Document extract:

'''

On the other hand, a method for calculating a weight value representing the degree of correlation between the hardware event and the dynamic power consumption can be further provided, and the weight value is applied to calculation of the dynamic power consumption, so that accuracy of the dynamic power consumption is improved.

On the other hand, a hardware event screening method may also be provided in this embodiment of the present application, so as to screen out events that are more relevant to dynamic power consumption from each hardware event of the function module, and as a hardware event to be monitored, it is also beneficial to improve accuracy of dynamic power consumption calculation.

Drawings

Fig. 1 is a schematic structural diagram of a power consumption monitoring system in an embodiment of the present application.

Fig. 2 is a schematic diagram showing a structure of a processor chip to which the power consumption monitoring system is applied in the embodiment of the present application.

Fig. 3A shows a schematic structural diagram of a logic circuit of the event monitoring module in the embodiment of the present application.

Fig. 3B shows a schematic structural diagram of a logic circuit implemented by the event monitoring module in a more specific embodiment of the present application.

Fig. 4 shows a flowchart of a method for calculating a weight value of a hardware event in an embodiment of the present application.

Fig. 5 shows a flowchart of a hardware event screening method provided in an embodiment of the present application.

Fig. 6 shows a schematic diagram of an effectiveness screening procedure in an embodiment of the present application.

Fig. 7 shows a schematic diagram of a judgment process in the effectiveness screening process in the embodiment of the present application.

FIG. 8 shows a schematic diagram of a relevance screening procedure in an embodiment of the present application.

Fig. 9 shows a flow chart of a method for constructing a power consumption monitoring system in the embodiment of the present application.

Fig. 10 shows a flow chart of a power consumption monitoring method in the embodiment of the present application.

Fig. 11 shows a flow chart of a power consumption adjusting method in the embodiment of the present application.

'''

Collected material:
'''

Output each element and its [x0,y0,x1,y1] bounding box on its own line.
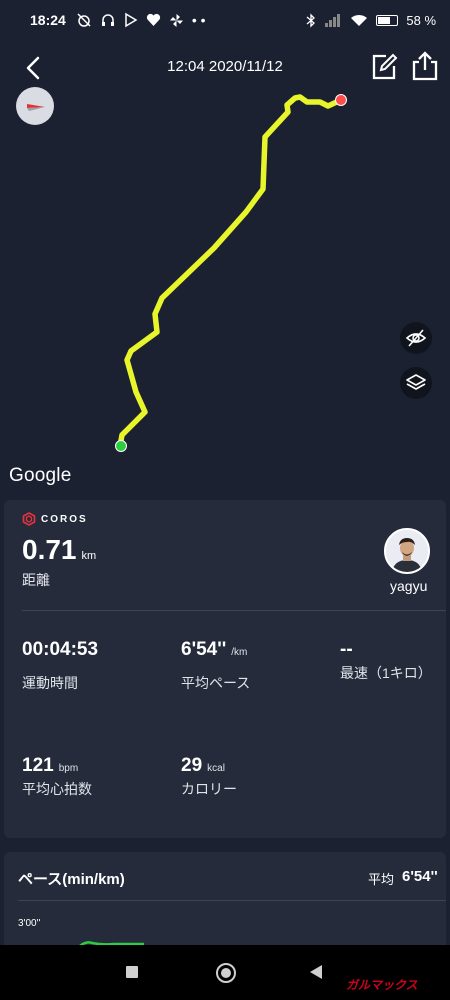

'''

Problems to solve:
**1)** For each of the statements (a), (b) and (c) below, answer yes or no according to whether it agrees with the power consumption monitoring text, and quote the words of the text that decide it.
(a) Fig. 5 shows a flowchart of a hardware event screening method.
(b) Fig. 8 shows a schematic diagram of an effectiveness screening procedure.
(c) The weight value represents the degree of correlation between the hardware event and the static power consumption.
**2)** According to the power consumption monitoring text, which figure shows a flow chart of a power consumption adjusting method?
**3)** Print the portion of the power consumption monitoring text from "Fig. 1 is a" to "module in the embodiment of the present application.", reproducing it without any change.

Answers in order:
**1)**
(a) Yes: "Fig. 5 shows a flowchart of a hardware event screening method"
(b) No: "FIG. 8 shows a schematic diagram of a relevance screening procedure"
(c) No: "a weight value representing the degree of correlation between the hardware event and the dynamic power consumption"

**2)** Fig. 11

**3)**
Fig. 1 is a schematic structural diagram of a power consumption monitoring system in an embodiment of the present application.

Fig. 2 is a schematic diagram showing a structure of a processor chip to which the power consumption monitoring system is applied in the embodiment of the present application.

Fig. 3A shows a schematic structural diagram of a logic circuit of the event monitoring module in the embodiment of the present application.